* [Stated goal] Which lines hold the word "Supreme"? Show each of them.

Data excerpts
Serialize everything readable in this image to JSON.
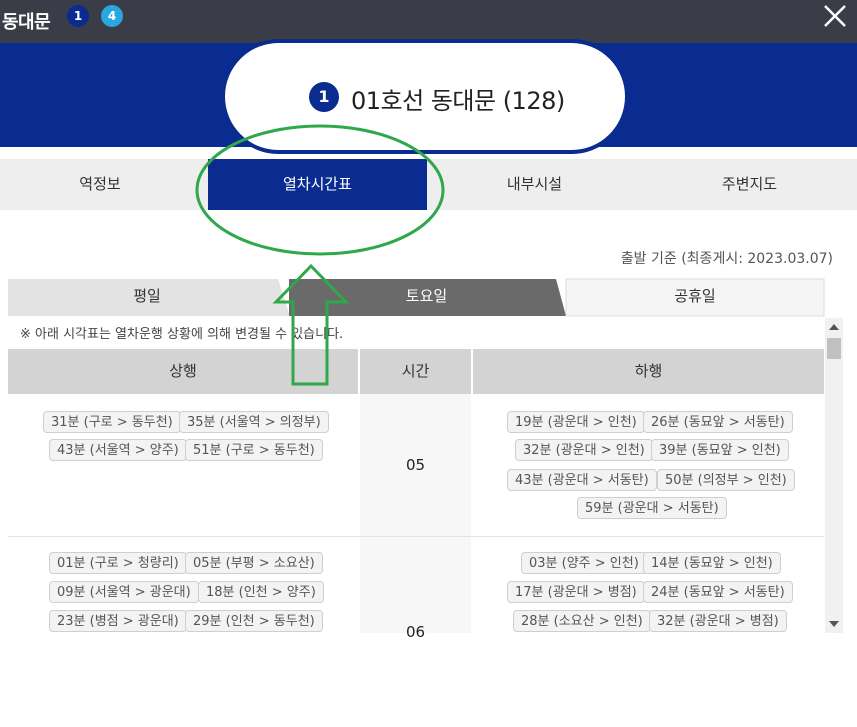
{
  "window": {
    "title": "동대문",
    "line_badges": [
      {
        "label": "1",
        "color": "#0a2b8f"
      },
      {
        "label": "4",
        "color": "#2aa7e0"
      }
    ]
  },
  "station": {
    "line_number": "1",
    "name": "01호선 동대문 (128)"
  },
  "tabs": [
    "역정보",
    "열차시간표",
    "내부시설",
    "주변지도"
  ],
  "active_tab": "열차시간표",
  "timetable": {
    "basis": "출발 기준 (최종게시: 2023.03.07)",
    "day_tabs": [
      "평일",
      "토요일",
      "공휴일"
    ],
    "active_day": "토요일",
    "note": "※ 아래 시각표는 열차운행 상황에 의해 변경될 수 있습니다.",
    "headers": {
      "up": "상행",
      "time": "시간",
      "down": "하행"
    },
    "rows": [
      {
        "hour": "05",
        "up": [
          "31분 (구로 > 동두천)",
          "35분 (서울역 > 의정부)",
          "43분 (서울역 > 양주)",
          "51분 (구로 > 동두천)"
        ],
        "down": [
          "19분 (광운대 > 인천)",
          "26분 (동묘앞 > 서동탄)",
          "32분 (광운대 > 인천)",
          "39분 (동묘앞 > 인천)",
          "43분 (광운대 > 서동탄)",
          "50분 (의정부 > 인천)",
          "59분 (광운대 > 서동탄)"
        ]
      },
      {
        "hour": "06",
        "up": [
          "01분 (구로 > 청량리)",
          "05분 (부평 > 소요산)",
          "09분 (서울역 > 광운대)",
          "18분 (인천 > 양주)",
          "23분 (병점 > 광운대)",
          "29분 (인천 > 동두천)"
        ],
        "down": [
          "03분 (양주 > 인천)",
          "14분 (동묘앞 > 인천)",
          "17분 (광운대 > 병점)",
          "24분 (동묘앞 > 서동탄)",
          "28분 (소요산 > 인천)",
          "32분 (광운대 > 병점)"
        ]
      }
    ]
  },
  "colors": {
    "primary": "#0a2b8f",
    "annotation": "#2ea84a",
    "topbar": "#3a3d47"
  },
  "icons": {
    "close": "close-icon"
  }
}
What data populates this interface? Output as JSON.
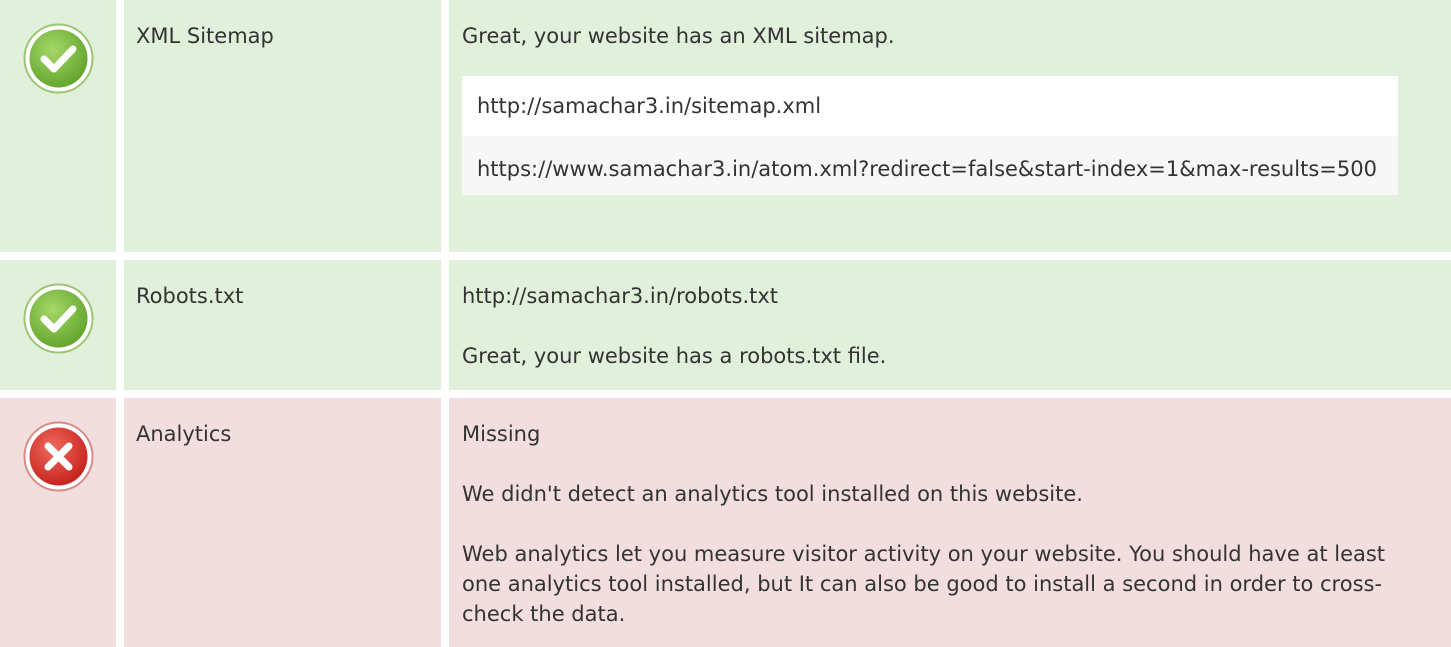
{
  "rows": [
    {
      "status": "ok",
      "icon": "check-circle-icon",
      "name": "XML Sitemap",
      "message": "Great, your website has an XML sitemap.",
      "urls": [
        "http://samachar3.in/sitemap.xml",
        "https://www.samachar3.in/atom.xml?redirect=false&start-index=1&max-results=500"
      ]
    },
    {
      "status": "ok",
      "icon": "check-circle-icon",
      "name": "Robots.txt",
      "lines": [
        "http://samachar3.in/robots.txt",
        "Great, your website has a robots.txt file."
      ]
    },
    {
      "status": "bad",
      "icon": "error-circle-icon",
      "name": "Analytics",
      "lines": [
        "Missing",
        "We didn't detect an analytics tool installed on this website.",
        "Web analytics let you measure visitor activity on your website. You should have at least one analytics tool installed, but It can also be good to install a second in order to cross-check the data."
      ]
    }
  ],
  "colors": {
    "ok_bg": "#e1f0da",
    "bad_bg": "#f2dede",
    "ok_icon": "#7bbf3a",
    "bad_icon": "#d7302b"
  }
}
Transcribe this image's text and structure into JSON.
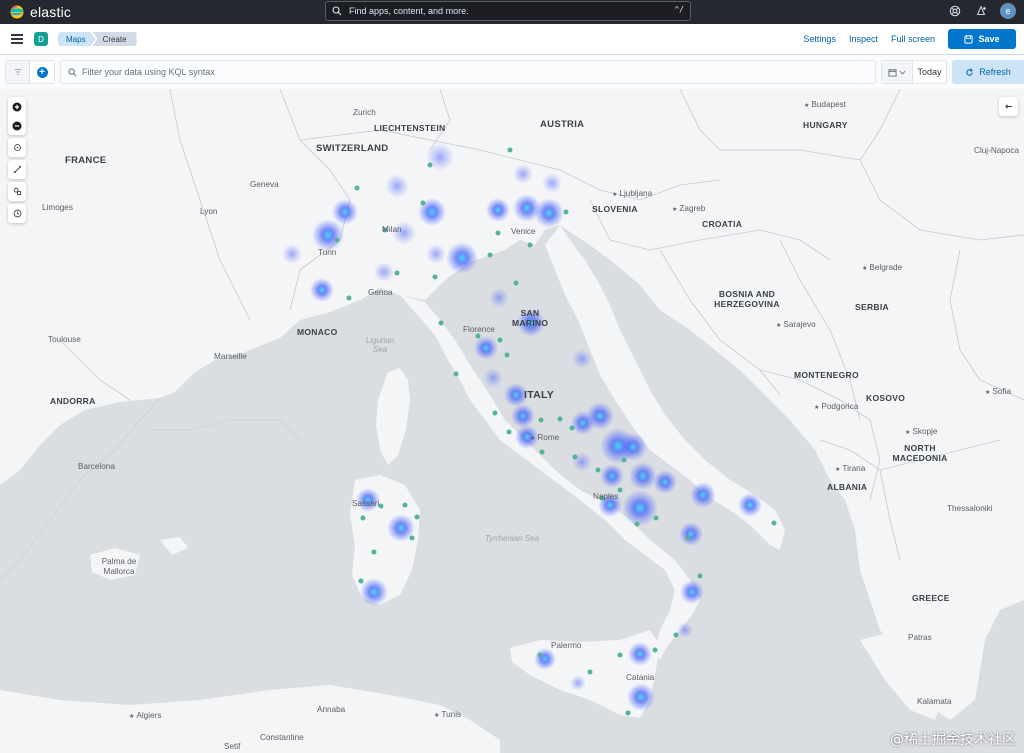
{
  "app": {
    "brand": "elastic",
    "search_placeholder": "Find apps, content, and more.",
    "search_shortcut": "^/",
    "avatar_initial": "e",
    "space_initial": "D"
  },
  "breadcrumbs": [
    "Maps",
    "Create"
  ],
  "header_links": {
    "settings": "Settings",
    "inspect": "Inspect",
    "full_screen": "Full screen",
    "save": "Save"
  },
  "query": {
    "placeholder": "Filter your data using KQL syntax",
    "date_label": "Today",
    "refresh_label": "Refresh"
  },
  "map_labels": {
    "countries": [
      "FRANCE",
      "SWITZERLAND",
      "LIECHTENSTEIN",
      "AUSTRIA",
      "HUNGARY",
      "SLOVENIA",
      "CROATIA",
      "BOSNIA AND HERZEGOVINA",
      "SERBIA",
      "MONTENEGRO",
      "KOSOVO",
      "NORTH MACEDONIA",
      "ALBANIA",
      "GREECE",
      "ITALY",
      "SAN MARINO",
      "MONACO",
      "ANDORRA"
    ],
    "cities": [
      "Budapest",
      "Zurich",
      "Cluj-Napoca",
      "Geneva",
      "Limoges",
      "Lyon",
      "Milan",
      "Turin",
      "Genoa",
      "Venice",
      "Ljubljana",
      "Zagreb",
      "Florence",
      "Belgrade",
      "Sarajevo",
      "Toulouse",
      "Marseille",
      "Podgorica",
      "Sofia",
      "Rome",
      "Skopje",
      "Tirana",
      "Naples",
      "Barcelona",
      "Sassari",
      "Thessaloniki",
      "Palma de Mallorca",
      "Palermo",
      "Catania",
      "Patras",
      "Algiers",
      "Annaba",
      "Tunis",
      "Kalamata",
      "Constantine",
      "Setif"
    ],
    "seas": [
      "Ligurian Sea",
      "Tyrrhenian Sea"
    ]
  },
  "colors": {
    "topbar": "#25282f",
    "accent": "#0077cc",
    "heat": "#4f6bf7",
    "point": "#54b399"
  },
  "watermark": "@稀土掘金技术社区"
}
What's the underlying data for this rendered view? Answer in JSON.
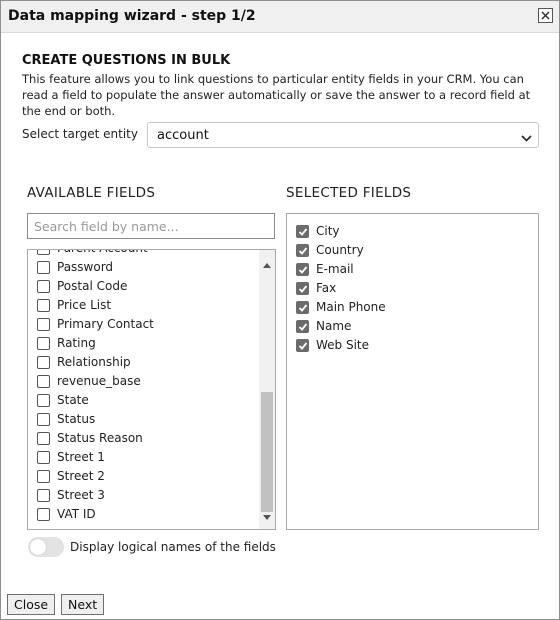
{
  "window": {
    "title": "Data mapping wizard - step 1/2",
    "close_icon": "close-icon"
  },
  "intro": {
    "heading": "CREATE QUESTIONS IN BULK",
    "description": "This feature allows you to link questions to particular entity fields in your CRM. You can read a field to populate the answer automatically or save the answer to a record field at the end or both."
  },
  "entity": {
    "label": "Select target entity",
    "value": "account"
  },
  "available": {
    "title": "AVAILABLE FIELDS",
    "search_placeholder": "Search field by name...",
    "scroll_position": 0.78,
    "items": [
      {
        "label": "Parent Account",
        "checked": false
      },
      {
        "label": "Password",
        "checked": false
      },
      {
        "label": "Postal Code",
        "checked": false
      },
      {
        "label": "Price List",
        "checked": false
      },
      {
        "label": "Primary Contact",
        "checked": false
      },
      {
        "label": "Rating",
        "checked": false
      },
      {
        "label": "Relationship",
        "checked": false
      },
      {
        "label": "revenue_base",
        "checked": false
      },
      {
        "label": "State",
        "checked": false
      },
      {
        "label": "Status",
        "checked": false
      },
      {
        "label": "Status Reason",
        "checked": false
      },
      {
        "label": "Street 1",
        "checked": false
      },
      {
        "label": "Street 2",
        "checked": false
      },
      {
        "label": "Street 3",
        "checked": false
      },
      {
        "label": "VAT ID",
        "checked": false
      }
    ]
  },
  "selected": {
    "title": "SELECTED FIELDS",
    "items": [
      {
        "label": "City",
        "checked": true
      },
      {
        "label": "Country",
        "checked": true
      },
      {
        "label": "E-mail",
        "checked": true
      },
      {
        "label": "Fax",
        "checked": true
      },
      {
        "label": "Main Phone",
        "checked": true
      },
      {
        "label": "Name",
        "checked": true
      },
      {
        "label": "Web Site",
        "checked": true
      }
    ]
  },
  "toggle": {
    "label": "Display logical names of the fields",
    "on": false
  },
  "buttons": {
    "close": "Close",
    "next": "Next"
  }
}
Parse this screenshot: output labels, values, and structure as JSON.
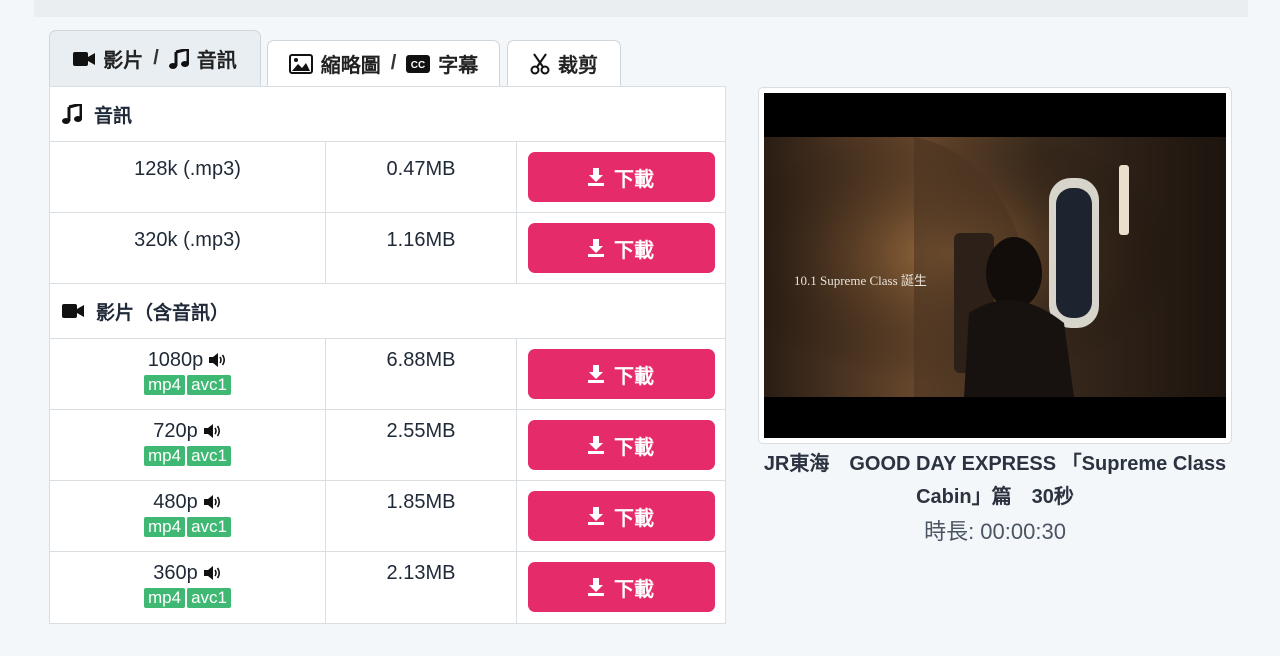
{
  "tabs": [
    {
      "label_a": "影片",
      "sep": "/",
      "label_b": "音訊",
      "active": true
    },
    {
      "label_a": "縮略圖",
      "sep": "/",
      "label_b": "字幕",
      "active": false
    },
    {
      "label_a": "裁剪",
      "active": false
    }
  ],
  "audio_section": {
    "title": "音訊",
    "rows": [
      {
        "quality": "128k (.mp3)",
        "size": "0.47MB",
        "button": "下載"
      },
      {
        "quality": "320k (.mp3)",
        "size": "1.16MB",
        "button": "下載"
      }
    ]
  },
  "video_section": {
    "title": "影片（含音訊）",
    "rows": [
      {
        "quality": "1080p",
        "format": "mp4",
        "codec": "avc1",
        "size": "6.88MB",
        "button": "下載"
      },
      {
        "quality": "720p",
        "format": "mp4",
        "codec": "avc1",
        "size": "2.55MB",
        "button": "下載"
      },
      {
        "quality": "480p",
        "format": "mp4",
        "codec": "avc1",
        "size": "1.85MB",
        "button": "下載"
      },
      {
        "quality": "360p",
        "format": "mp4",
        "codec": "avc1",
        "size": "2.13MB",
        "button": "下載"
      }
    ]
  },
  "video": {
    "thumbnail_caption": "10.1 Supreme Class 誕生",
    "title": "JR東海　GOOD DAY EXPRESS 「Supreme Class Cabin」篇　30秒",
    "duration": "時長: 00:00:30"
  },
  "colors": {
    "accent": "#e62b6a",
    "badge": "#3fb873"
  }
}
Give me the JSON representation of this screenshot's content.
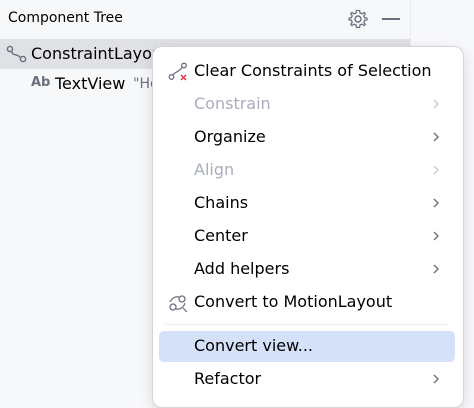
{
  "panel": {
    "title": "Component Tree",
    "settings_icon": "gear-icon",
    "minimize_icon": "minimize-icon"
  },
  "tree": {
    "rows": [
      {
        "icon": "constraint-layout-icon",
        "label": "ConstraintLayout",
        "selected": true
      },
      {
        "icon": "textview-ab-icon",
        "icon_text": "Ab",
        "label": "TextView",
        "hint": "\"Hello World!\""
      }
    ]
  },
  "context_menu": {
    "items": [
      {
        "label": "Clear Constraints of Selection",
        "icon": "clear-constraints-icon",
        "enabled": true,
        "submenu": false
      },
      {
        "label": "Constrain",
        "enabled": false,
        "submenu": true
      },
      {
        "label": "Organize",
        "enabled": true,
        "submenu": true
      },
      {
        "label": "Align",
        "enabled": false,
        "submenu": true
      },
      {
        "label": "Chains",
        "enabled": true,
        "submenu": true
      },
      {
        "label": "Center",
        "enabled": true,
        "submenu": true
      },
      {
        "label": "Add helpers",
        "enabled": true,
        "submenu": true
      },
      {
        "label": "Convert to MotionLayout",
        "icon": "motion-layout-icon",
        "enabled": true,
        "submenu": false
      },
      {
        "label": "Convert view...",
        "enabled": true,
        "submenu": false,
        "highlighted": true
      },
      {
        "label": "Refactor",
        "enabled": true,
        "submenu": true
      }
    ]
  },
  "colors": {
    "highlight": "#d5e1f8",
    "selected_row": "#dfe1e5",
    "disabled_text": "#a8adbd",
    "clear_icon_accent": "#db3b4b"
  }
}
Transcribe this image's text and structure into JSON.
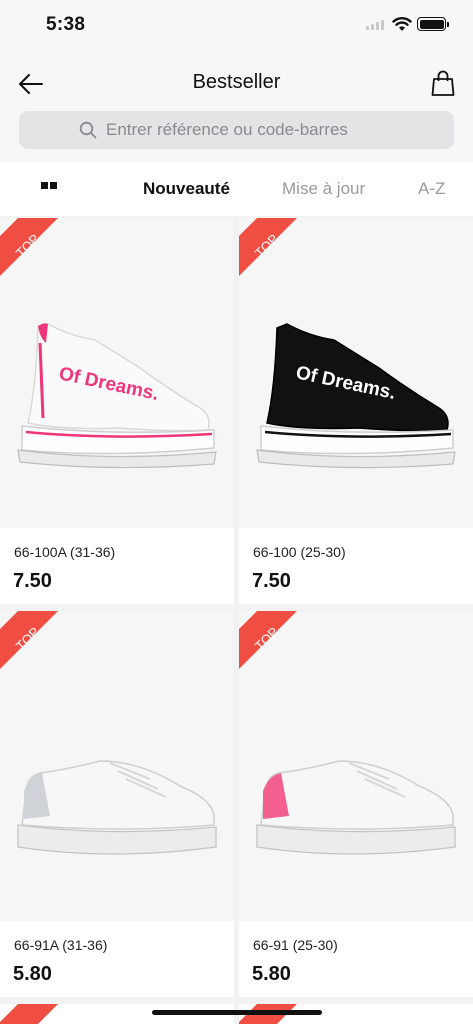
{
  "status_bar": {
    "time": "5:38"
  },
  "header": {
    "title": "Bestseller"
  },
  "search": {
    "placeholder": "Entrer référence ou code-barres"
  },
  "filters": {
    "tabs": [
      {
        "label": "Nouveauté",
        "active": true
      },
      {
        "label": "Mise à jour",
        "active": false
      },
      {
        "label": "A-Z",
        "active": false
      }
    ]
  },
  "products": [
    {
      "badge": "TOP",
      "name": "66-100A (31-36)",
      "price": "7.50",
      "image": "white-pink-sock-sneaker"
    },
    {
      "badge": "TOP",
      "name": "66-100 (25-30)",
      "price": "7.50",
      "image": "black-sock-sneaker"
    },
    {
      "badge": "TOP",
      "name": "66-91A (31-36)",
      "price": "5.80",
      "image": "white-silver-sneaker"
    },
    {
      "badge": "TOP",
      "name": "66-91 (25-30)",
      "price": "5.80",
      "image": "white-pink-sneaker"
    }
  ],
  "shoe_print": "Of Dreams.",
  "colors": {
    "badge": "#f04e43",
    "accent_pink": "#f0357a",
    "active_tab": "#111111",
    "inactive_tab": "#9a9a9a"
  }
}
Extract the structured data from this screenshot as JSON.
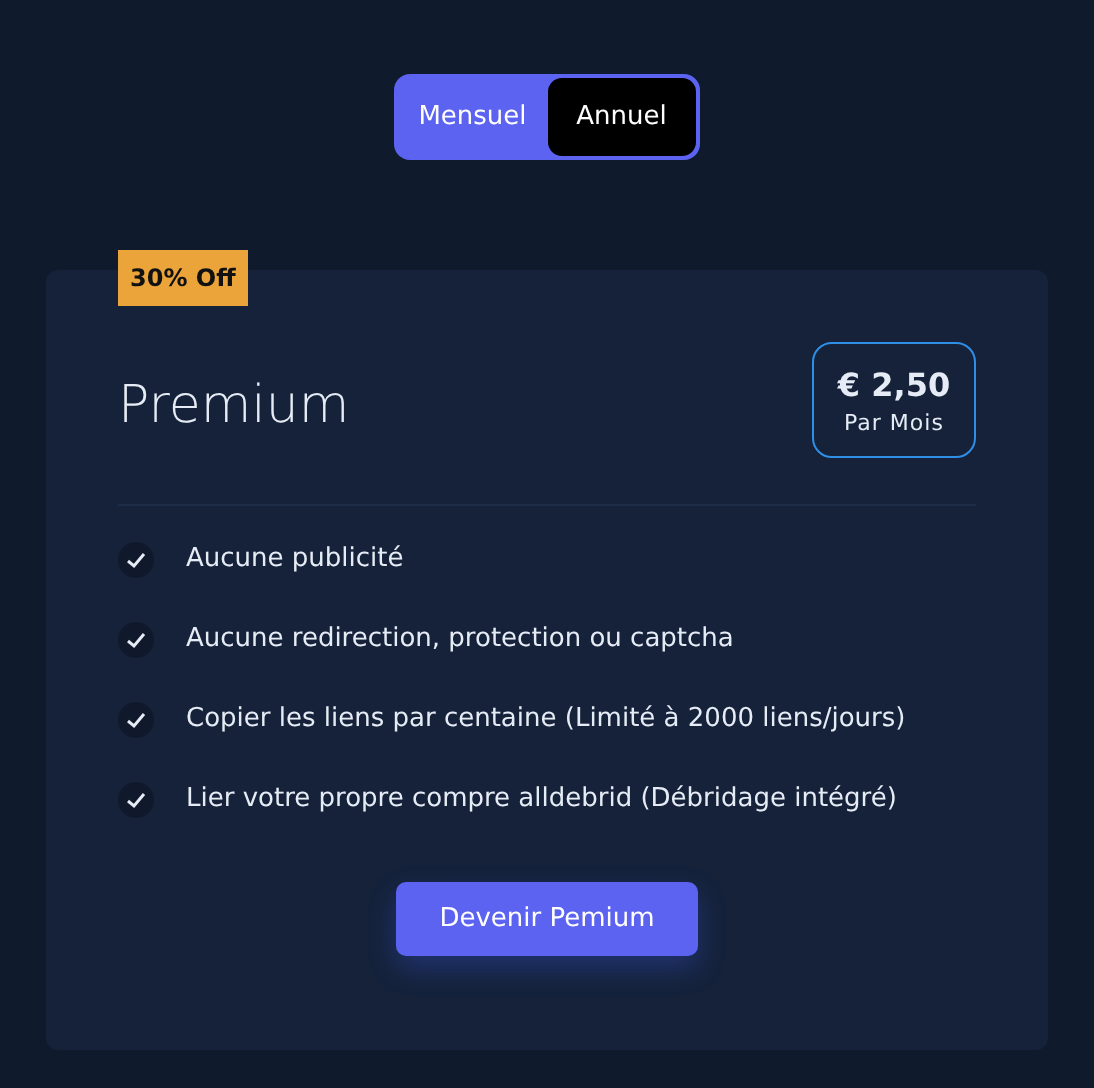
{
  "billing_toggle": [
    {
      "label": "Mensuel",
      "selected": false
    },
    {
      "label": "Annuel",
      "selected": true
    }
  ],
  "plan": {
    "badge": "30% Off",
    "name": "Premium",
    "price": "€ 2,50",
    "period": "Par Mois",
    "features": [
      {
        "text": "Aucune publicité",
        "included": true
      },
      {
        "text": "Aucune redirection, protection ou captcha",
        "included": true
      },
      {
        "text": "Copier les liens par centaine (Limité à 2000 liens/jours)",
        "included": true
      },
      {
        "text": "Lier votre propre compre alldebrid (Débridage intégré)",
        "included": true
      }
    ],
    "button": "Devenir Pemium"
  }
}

* [Full response]
    "thumbnail_caption": "10.1 Supreme Class 誕生",
    "title": "JR東海　GOOD DAY EXPRESS 「Supreme Class Cabin」篇　30秒",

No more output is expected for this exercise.